Directive:
Below is a block of records; repeat all of them exactly.

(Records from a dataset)
>> start

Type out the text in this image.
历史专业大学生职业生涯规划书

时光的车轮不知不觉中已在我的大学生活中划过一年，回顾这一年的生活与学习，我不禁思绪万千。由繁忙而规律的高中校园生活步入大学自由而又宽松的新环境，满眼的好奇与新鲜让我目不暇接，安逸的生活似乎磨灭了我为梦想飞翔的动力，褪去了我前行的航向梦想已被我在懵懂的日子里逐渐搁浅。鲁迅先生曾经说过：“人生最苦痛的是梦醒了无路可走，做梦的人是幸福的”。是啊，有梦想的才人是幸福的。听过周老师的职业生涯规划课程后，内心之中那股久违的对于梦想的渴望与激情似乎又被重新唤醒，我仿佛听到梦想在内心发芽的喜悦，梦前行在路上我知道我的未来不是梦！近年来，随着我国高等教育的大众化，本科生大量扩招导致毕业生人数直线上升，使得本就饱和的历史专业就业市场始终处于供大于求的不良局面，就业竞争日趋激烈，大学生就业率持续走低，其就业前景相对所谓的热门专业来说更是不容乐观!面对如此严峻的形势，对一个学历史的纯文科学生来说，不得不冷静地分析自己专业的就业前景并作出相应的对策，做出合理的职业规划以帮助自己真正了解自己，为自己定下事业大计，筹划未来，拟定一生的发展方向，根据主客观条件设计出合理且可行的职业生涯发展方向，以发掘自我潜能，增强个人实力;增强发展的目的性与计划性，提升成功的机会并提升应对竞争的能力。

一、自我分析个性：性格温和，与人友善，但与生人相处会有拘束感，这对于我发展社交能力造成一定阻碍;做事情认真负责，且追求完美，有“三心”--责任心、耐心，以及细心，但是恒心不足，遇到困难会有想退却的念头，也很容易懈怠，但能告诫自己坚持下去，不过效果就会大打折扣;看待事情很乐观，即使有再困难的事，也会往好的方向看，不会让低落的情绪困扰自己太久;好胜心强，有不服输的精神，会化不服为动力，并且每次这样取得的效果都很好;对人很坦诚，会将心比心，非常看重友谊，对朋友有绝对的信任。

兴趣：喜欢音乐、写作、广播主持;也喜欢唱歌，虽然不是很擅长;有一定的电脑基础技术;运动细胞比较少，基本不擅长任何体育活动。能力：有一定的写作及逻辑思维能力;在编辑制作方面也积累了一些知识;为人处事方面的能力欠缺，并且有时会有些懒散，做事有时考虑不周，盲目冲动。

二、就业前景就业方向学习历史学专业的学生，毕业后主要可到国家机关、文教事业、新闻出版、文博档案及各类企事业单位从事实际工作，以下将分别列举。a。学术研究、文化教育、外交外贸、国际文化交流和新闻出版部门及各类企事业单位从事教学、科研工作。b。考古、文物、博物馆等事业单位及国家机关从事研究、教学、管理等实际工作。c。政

>> end

Correct result:
Type out the text in this image.
历史专业大学生职业生涯规划书

时光的车轮不知不觉中已在我的大学生活中划过一年，回顾这一年的生活与学习，我不禁思绪万千。由繁忙而规律的高中校园生活步入大学自由而又宽松的新环境，满眼的好奇与新鲜让我目不暇接，安逸的生活似乎磨灭了我为梦想飞翔的动力，褪去了我前行的航向梦想已被我在懵懂的日子里逐渐搁浅。鲁迅先生曾经说过：“人生最苦痛的是梦醒了无路可走，做梦的人是幸福的”。是啊，有梦想的才人是幸福的。听过周老师的职业生涯规划课程后，内心之中那股久违的对于梦想的渴望与激情似乎又被重新唤醒，我仿佛听到梦想在内心发芽的喜悦，梦前行在路上我知道我的未来不是梦！近年来，随着我国高等教育的大众化，本科生大量扩招导致毕业生人数直线上升，使得本就饱和的历史专业就业市场始终处于供大于求的不良局面，就业竞争日趋激烈，大学生就业率持续走低，其就业前景相对所谓的热门专业来说更是不容乐观!面对如此严峻的形势，对一个学历史的纯文科学生来说，不得不冷静地分析自己专业的就业前景并作出相应的对策，做出合理的职业规划以帮助自己真正了解自己，为自己定下事业大计，筹划未来，拟定一生的发展方向，根据主客观条件设计出合理且可行的职业生涯发展方向，以发掘自我潜能，增强个人实力;增强发展的目的性与计划性，提升成功的机会并提升应对竞争的能力。

一、自我分析个性：性格温和，与人友善，但与生人相处会有拘束感，这对于我发展社交能力造成一定阻碍;做事情认真负责，且追求完美，有“三心”--责任心、耐心，以及细心，但是恒心不足，遇到困难会有想退却的念头，也很容易懈怠，但能告诫自己坚持下去，不过效果就会大打折扣;看待事情很乐观，即使有再困难的事，也会往好的方向看，不会让低落的情绪困扰自己太久;好胜心强，有不服输的精神，会化不服为动力，并且每次这样取得的效果都很好;对人很坦诚，会将心比心，非常看重友谊，对朋友有绝对的信任。

兴趣：喜欢音乐、写作、广播主持;也喜欢唱歌，虽然不是很擅长;有一定的电脑基础技术;运动细胞比较少，基本不擅长任何体育活动。能力：有一定的写作及逻辑思维能力;在编辑制作方面也积累了一些知识;为人处事方面的能力欠缺，并且有时会有些懒散，做事有时考虑不周，盲目冲动。

二、就业前景就业方向学习历史学专业的学生，毕业后主要可到国家机关、文教事业、新闻出版、文博档案及各类企事业单位从事实际工作，以下将分别列举。a。学术研究、文化教育、外交外贸、国际文化交流和新闻出版部门及各类企事业单位从事教学、科研工作。b。考古、文物、博物馆等事业单位及国家机关从事研究、教学、管理等实际工作。c。政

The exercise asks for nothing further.